## begin

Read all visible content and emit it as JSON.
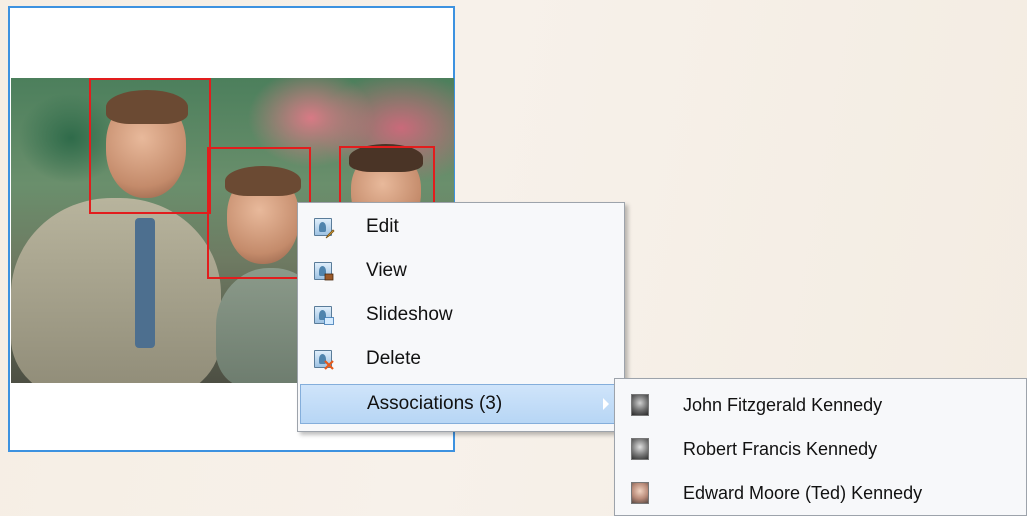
{
  "context_menu": {
    "items": [
      {
        "label": "Edit",
        "icon": "edit-icon"
      },
      {
        "label": "View",
        "icon": "view-icon"
      },
      {
        "label": "Slideshow",
        "icon": "slideshow-icon"
      },
      {
        "label": "Delete",
        "icon": "delete-icon"
      },
      {
        "label": "Associations (3)",
        "icon": "",
        "has_submenu": true,
        "active": true
      }
    ]
  },
  "associations_submenu": {
    "items": [
      {
        "label": "John Fitzgerald Kennedy",
        "icon": "person-thumbnail-icon"
      },
      {
        "label": "Robert Francis Kennedy",
        "icon": "person-thumbnail-icon"
      },
      {
        "label": "Edward Moore (Ted) Kennedy",
        "icon": "person-thumbnail-icon"
      }
    ]
  },
  "colors": {
    "card_border": "#3d92e0",
    "face_box": "#e21d1d",
    "menu_highlight": "#b7d6f5"
  }
}
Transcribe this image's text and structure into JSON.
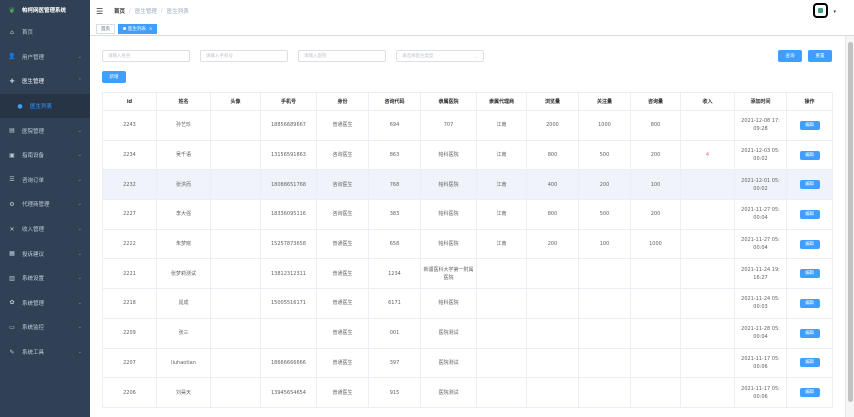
{
  "app": {
    "title": "帕柯网医管理系统"
  },
  "sidebar": {
    "items": [
      {
        "label": "首页",
        "icon": "home-icon",
        "glyph": "⌂"
      },
      {
        "label": "用户管理",
        "icon": "user-icon",
        "glyph": "👤"
      },
      {
        "label": "医生管理",
        "icon": "doctor-icon",
        "glyph": "✚"
      },
      {
        "label": "医生列表",
        "icon": "person-icon",
        "glyph": "●"
      },
      {
        "label": "医院管理",
        "icon": "hospital-icon",
        "glyph": "▤"
      },
      {
        "label": "指南设备",
        "icon": "device-icon",
        "glyph": "▣"
      },
      {
        "label": "咨询订单",
        "icon": "order-icon",
        "glyph": "☰"
      },
      {
        "label": "代理商管理",
        "icon": "agent-icon",
        "glyph": "⚙"
      },
      {
        "label": "收入管理",
        "icon": "income-icon",
        "glyph": "✕"
      },
      {
        "label": "投诉建议",
        "icon": "complaint-icon",
        "glyph": "▦"
      },
      {
        "label": "系统设置",
        "icon": "settings-icon",
        "glyph": "▥"
      },
      {
        "label": "系统管理",
        "icon": "gear-icon",
        "glyph": "✿"
      },
      {
        "label": "系统监控",
        "icon": "monitor-icon",
        "glyph": "▭"
      },
      {
        "label": "系统工具",
        "icon": "tool-icon",
        "glyph": "✎"
      }
    ]
  },
  "header": {
    "breadcrumb": [
      "首页",
      "医生管理",
      "医生列表"
    ]
  },
  "tags": [
    {
      "label": "首页"
    },
    {
      "label": "医生列表"
    }
  ],
  "filters": {
    "name_placeholder": "请输入姓名",
    "phone_placeholder": "请输入手机号",
    "hospital_placeholder": "请输入医院",
    "type_placeholder": "请选择医生类型"
  },
  "buttons": {
    "search": "查询",
    "reset": "重置",
    "add": "新增",
    "edit": "编辑"
  },
  "table": {
    "columns": [
      "id",
      "姓名",
      "头像",
      "手机号",
      "身份",
      "咨询代码",
      "隶属医院",
      "隶属代理商",
      "浏览量",
      "关注量",
      "咨询量",
      "收入",
      "添加时间",
      "操作"
    ],
    "rows": [
      {
        "id": "2243",
        "name": "孙艺珍",
        "phone": "18856689667",
        "role": "普通医生",
        "code": "694",
        "hospital": "707",
        "agent": "江南",
        "views": "2000",
        "follows": "1000",
        "consults": "800",
        "income": "",
        "time1": "2021-12-08 17:",
        "time2": "09:28"
      },
      {
        "id": "2234",
        "name": "吴千语",
        "phone": "13156591863",
        "role": "咨询医生",
        "code": "863",
        "hospital": "帕科医院",
        "agent": "江南",
        "views": "800",
        "follows": "500",
        "consults": "200",
        "income": "4",
        "time1": "2021-12-03 05:",
        "time2": "00:02"
      },
      {
        "id": "2232",
        "name": "张洪而",
        "phone": "18088651768",
        "role": "咨询医生",
        "code": "768",
        "hospital": "帕科医院",
        "agent": "江南",
        "views": "400",
        "follows": "200",
        "consults": "100",
        "income": "",
        "time1": "2021-12-01 05:",
        "time2": "00:02"
      },
      {
        "id": "2227",
        "name": "李大强",
        "phone": "18336095116",
        "role": "咨询医生",
        "code": "383",
        "hospital": "帕科医院",
        "agent": "江南",
        "views": "800",
        "follows": "500",
        "consults": "200",
        "income": "",
        "time1": "2021-11-27 05:",
        "time2": "00:04"
      },
      {
        "id": "2222",
        "name": "朱梦晓",
        "phone": "15257873658",
        "role": "普通医生",
        "code": "658",
        "hospital": "帕科医院",
        "agent": "江南",
        "views": "200",
        "follows": "100",
        "consults": "1000",
        "income": "",
        "time1": "2021-11-27 05:",
        "time2": "00:04"
      },
      {
        "id": "2221",
        "name": "张梦莉测试",
        "phone": "13812312311",
        "role": "普通医生",
        "code": "1234",
        "hospital": "新疆医科大学第一附属医院",
        "agent": "",
        "views": "",
        "follows": "",
        "consults": "",
        "income": "",
        "time1": "2021-11-24 19:",
        "time2": "16:27"
      },
      {
        "id": "2218",
        "name": "晁成",
        "phone": "15005516171",
        "role": "普通医生",
        "code": "6171",
        "hospital": "帕科医院",
        "agent": "",
        "views": "",
        "follows": "",
        "consults": "",
        "income": "",
        "time1": "2021-11-24 05:",
        "time2": "00:03"
      },
      {
        "id": "2209",
        "name": "张三",
        "phone": "",
        "role": "普通医生",
        "code": "001",
        "hospital": "医院测试",
        "agent": "",
        "views": "",
        "follows": "",
        "consults": "",
        "income": "",
        "time1": "2021-11-28 05:",
        "time2": "00:04"
      },
      {
        "id": "2207",
        "name": "liuhaotian",
        "phone": "18666666666",
        "role": "普通医生",
        "code": "397",
        "hospital": "医院测试",
        "agent": "",
        "views": "",
        "follows": "",
        "consults": "",
        "income": "",
        "time1": "2021-11-17 05:",
        "time2": "00:06"
      },
      {
        "id": "2206",
        "name": "刘昊天",
        "phone": "13945654654",
        "role": "普通医生",
        "code": "915",
        "hospital": "医院测试",
        "agent": "",
        "views": "",
        "follows": "",
        "consults": "",
        "income": "",
        "time1": "2021-11-17 05:",
        "time2": "00:06"
      }
    ]
  },
  "colors": {
    "sidebar": "#304156",
    "primary": "#409eff",
    "danger": "#f56c6c"
  }
}
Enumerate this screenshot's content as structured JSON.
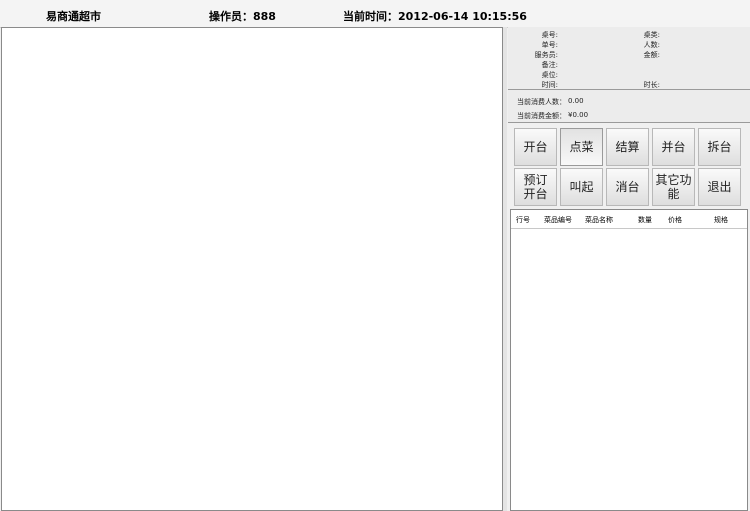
{
  "header": {
    "store_name": "易商通超市",
    "operator": "操作员：888",
    "current_time": "当前时间：2012-06-14 10:15:56"
  },
  "table_info": {
    "left_labels": [
      "桌号:",
      "单号:",
      "服务员:",
      "备注:",
      "桌位:",
      "时间:"
    ],
    "right_labels": [
      "桌类:",
      "人数:",
      "金额:",
      "时长:"
    ]
  },
  "consumption": {
    "people_label": "当前消费人数：",
    "people_value": "0.00",
    "amount_label": "当前消费金额：",
    "amount_value": "¥0.00"
  },
  "buttons": {
    "row1": [
      "开台",
      "点菜",
      "结算",
      "并台",
      "拆台"
    ],
    "row2": [
      "预订\n开台",
      "叫起",
      "消台",
      "其它功\n能",
      "退出"
    ]
  },
  "order_table": {
    "columns": [
      "行号",
      "菜品编号",
      "菜品名称",
      "数量",
      "价格",
      "规格"
    ]
  }
}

## end

Copy every line of the data word for word, omitting the images.

Read all visible content and emit it as JSON.
{
  "context_menu": {
    "items": [
      {
        "label": "Edit",
        "icon": "edit-icon"
      },
      {
        "label": "View",
        "icon": "view-icon"
      },
      {
        "label": "Slideshow",
        "icon": "slideshow-icon"
      },
      {
        "label": "Delete",
        "icon": "delete-icon"
      },
      {
        "label": "Associations (3)",
        "icon": "",
        "has_submenu": true,
        "active": true
      }
    ]
  },
  "associations_submenu": {
    "items": [
      {
        "label": "John Fitzgerald Kennedy",
        "icon": "person-thumbnail-icon"
      },
      {
        "label": "Robert Francis Kennedy",
        "icon": "person-thumbnail-icon"
      },
      {
        "label": "Edward Moore (Ted) Kennedy",
        "icon": "person-thumbnail-icon"
      }
    ]
  },
  "colors": {
    "card_border": "#3d92e0",
    "face_box": "#e21d1d",
    "menu_highlight": "#b7d6f5"
  }
}
Transcribe this image's text and structure into JSON.
{
  "app": {
    "title": "帕柯网医管理系统"
  },
  "sidebar": {
    "items": [
      {
        "label": "首页",
        "icon": "home-icon",
        "glyph": "⌂"
      },
      {
        "label": "用户管理",
        "icon": "user-icon",
        "glyph": "👤"
      },
      {
        "label": "医生管理",
        "icon": "doctor-icon",
        "glyph": "✚"
      },
      {
        "label": "医生列表",
        "icon": "person-icon",
        "glyph": "●"
      },
      {
        "label": "医院管理",
        "icon": "hospital-icon",
        "glyph": "▤"
      },
      {
        "label": "指南设备",
        "icon": "device-icon",
        "glyph": "▣"
      },
      {
        "label": "咨询订单",
        "icon": "order-icon",
        "glyph": "☰"
      },
      {
        "label": "代理商管理",
        "icon": "agent-icon",
        "glyph": "⚙"
      },
      {
        "label": "收入管理",
        "icon": "income-icon",
        "glyph": "✕"
      },
      {
        "label": "投诉建议",
        "icon": "complaint-icon",
        "glyph": "▦"
      },
      {
        "label": "系统设置",
        "icon": "settings-icon",
        "glyph": "▥"
      },
      {
        "label": "系统管理",
        "icon": "gear-icon",
        "glyph": "✿"
      },
      {
        "label": "系统监控",
        "icon": "monitor-icon",
        "glyph": "▭"
      },
      {
        "label": "系统工具",
        "icon": "tool-icon",
        "glyph": "✎"
      }
    ]
  },
  "header": {
    "breadcrumb": [
      "首页",
      "医生管理",
      "医生列表"
    ]
  },
  "tags": [
    {
      "label": "首页"
    },
    {
      "label": "医生列表"
    }
  ],
  "filters": {
    "name_placeholder": "请输入姓名",
    "phone_placeholder": "请输入手机号",
    "hospital_placeholder": "请输入医院",
    "type_placeholder": "请选择医生类型"
  },
  "buttons": {
    "search": "查询",
    "reset": "重置",
    "add": "新增",
    "edit": "编辑"
  },
  "table": {
    "columns": [
      "id",
      "姓名",
      "头像",
      "手机号",
      "身份",
      "咨询代码",
      "隶属医院",
      "隶属代理商",
      "浏览量",
      "关注量",
      "咨询量",
      "收入",
      "添加时间",
      "操作"
    ],
    "rows": [
      {
        "id": "2243",
        "name": "孙艺珍",
        "phone": "18856689667",
        "role": "普通医生",
        "code": "694",
        "hospital": "707",
        "agent": "江南",
        "views": "2000",
        "follows": "1000",
        "consults": "800",
        "income": "",
        "time1": "2021-12-08 17:",
        "time2": "09:28"
      },
      {
        "id": "2234",
        "name": "吴千语",
        "phone": "13156591863",
        "role": "咨询医生",
        "code": "863",
        "hospital": "帕科医院",
        "agent": "江南",
        "views": "800",
        "follows": "500",
        "consults": "200",
        "income": "4",
        "time1": "2021-12-03 05:",
        "time2": "00:02"
      },
      {
        "id": "2232",
        "name": "张洪而",
        "phone": "18088651768",
        "role": "咨询医生",
        "code": "768",
        "hospital": "帕科医院",
        "agent": "江南",
        "views": "400",
        "follows": "200",
        "consults": "100",
        "income": "",
        "time1": "2021-12-01 05:",
        "time2": "00:02"
      },
      {
        "id": "2227",
        "name": "李大强",
        "phone": "18336095116",
        "role": "咨询医生",
        "code": "383",
        "hospital": "帕科医院",
        "agent": "江南",
        "views": "800",
        "follows": "500",
        "consults": "200",
        "income": "",
        "time1": "2021-11-27 05:",
        "time2": "00:04"
      },
      {
        "id": "2222",
        "name": "朱梦晓",
        "phone": "15257873658",
        "role": "普通医生",
        "code": "658",
        "hospital": "帕科医院",
        "agent": "江南",
        "views": "200",
        "follows": "100",
        "consults": "1000",
        "income": "",
        "time1": "2021-11-27 05:",
        "time2": "00:04"
      },
      {
        "id": "2221",
        "name": "张梦莉测试",
        "phone": "13812312311",
        "role": "普通医生",
        "code": "1234",
        "hospital": "新疆医科大学第一附属医院",
        "agent": "",
        "views": "",
        "follows": "",
        "consults": "",
        "income": "",
        "time1": "2021-11-24 19:",
        "time2": "16:27"
      },
      {
        "id": "2218",
        "name": "晁成",
        "phone": "15005516171",
        "role": "普通医生",
        "code": "6171",
        "hospital": "帕科医院",
        "agent": "",
        "views": "",
        "follows": "",
        "consults": "",
        "income": "",
        "time1": "2021-11-24 05:",
        "time2": "00:03"
      },
      {
        "id": "2209",
        "name": "张三",
        "phone": "",
        "role": "普通医生",
        "code": "001",
        "hospital": "医院测试",
        "agent": "",
        "views": "",
        "follows": "",
        "consults": "",
        "income": "",
        "time1": "2021-11-28 05:",
        "time2": "00:04"
      },
      {
        "id": "2207",
        "name": "liuhaotian",
        "phone": "18666666666",
        "role": "普通医生",
        "code": "397",
        "hospital": "医院测试",
        "agent": "",
        "views": "",
        "follows": "",
        "consults": "",
        "income": "",
        "time1": "2021-11-17 05:",
        "time2": "00:06"
      },
      {
        "id": "2206",
        "name": "刘昊天",
        "phone": "13945654654",
        "role": "普通医生",
        "code": "915",
        "hospital": "医院测试",
        "agent": "",
        "views": "",
        "follows": "",
        "consults": "",
        "income": "",
        "time1": "2021-11-17 05:",
        "time2": "00:06"
      }
    ]
  },
  "colors": {
    "sidebar": "#304156",
    "primary": "#409eff",
    "danger": "#f56c6c"
  }
}
Enumerate this screenshot's content as structured JSON.
{
  "header": {
    "store_name": "易商通超市",
    "operator": "操作员：888",
    "current_time": "当前时间：2012-06-14 10:15:56"
  },
  "table_info": {
    "left_labels": [
      "桌号:",
      "单号:",
      "服务员:",
      "备注:",
      "桌位:",
      "时间:"
    ],
    "right_labels": [
      "桌类:",
      "人数:",
      "金额:",
      "时长:"
    ]
  },
  "consumption": {
    "people_label": "当前消费人数：",
    "people_value": "0.00",
    "amount_label": "当前消费金额：",
    "amount_value": "¥0.00"
  },
  "buttons": {
    "row1": [
      "开台",
      "点菜",
      "结算",
      "并台",
      "拆台"
    ],
    "row2": [
      "预订\n开台",
      "叫起",
      "消台",
      "其它功\n能",
      "退出"
    ]
  },
  "order_table": {
    "columns": [
      "行号",
      "菜品编号",
      "菜品名称",
      "数量",
      "价格",
      "规格"
    ]
  }
}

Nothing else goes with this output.